## Short task 1
According to the aquarium lighting thread, how tall is the tank before any soil or substrate is added?

===== Reading passage =====

# 40 Gallon Breeder Lighting Question



## JohnnyR711 (Apr 27, 2012)

I am in the process of putting together a 40 gallon breeder freshwater aquarium using Mineralized top soil and the Dry Start Method (having just enough water initially to cover the soil/substrate and only plant foreground / carpeting plants until the tank is filled in and cycled). I have decided to purchase a 36" lighting fixture from a company called Deep Blue, which has 2 T5 bulbs along with 3 - 4 blue LED lights for night lighting and I will be using one bulb at 10000K and one bulb at 6700K.
My question is whether I should purchase their T5HE (High Efficiency) 21 watt bulbs or their T5HO (High Output) 39 watt bulbs? 
My thinking is that since the tank is only 16" high before I add my soil and cover substrate that the 21 watt lights (42 watts combined) should be sufficient, on the other hand am I limiting myself in the type of plants I can grow (HC and other types need higher lighting) with only 42 total watts and I should go for the 78 watts total and either raise the unit 6 - 8 inches above the aquarium and/or use fibreglass screening to subdue the HO light a bit. Also in trying to think ahead, the purchase of the T5HO fixture would also allow me to upgrade to a 65 gallon tank later without having to buy a new light. Any advice or input would be greatly appreciated.


----------

=====

## Short task 2
Rewrite the listing below, replacing every "resize-handle" with "drag-handle" and leaving everything else unchanged.

===== Raw data =====

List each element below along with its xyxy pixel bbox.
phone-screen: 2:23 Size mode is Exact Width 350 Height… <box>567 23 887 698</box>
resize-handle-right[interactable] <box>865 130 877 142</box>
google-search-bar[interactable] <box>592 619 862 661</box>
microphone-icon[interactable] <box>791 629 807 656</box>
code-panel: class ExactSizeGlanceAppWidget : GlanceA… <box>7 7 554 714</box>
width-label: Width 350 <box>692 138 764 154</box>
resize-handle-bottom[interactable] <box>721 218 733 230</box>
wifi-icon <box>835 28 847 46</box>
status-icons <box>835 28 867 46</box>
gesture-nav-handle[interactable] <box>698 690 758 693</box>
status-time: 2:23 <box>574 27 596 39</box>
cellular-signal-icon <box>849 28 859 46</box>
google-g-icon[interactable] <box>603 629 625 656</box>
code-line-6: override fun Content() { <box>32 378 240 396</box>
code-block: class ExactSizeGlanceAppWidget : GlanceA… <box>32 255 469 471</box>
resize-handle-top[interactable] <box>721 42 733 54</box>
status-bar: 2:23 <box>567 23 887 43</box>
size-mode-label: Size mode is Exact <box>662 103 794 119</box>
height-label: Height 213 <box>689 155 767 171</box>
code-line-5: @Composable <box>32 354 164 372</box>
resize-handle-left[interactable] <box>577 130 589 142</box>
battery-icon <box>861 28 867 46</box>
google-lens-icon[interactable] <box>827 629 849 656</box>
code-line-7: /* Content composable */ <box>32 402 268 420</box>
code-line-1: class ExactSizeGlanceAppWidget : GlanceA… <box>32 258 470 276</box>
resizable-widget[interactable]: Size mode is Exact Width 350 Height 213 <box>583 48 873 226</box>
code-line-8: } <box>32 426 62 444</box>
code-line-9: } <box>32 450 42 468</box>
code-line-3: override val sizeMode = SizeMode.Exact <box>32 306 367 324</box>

=====

## Expected output 1
16 inches.

## Expected output 2
List each element below along with its xyxy pixel bbox.
phone-screen: 2:23 Size mode is Exact Width 350 Height… <box>567 23 887 698</box>
drag-handle-right[interactable] <box>865 130 877 142</box>
google-search-bar[interactable] <box>592 619 862 661</box>
microphone-icon[interactable] <box>791 629 807 656</box>
code-panel: class ExactSizeGlanceAppWidget : GlanceA… <box>7 7 554 714</box>
width-label: Width 350 <box>692 138 764 154</box>
drag-handle-bottom[interactable] <box>721 218 733 230</box>
wifi-icon <box>835 28 847 46</box>
status-icons <box>835 28 867 46</box>
gesture-nav-handle[interactable] <box>698 690 758 693</box>
status-time: 2:23 <box>574 27 596 39</box>
cellular-signal-icon <box>849 28 859 46</box>
google-g-icon[interactable] <box>603 629 625 656</box>
code-line-6: override fun Content() { <box>32 378 240 396</box>
code-block: class ExactSizeGlanceAppWidget : GlanceA… <box>32 255 469 471</box>
drag-handle-top[interactable] <box>721 42 733 54</box>
status-bar: 2:23 <box>567 23 887 43</box>
size-mode-label: Size mode is Exact <box>662 103 794 119</box>
height-label: Height 213 <box>689 155 767 171</box>
code-line-5: @Composable <box>32 354 164 372</box>
drag-handle-left[interactable] <box>577 130 589 142</box>
battery-icon <box>861 28 867 46</box>
google-lens-icon[interactable] <box>827 629 849 656</box>
code-line-7: /* Content composable */ <box>32 402 268 420</box>
code-line-1: class ExactSizeGlanceAppWidget : GlanceA… <box>32 258 470 276</box>
resizable-widget[interactable]: Size mode is Exact Width 350 Height 213 <box>583 48 873 226</box>
code-line-8: } <box>32 426 62 444</box>
code-line-9: } <box>32 450 42 468</box>
code-line-3: override val sizeMode = SizeMode.Exact <box>32 306 367 324</box>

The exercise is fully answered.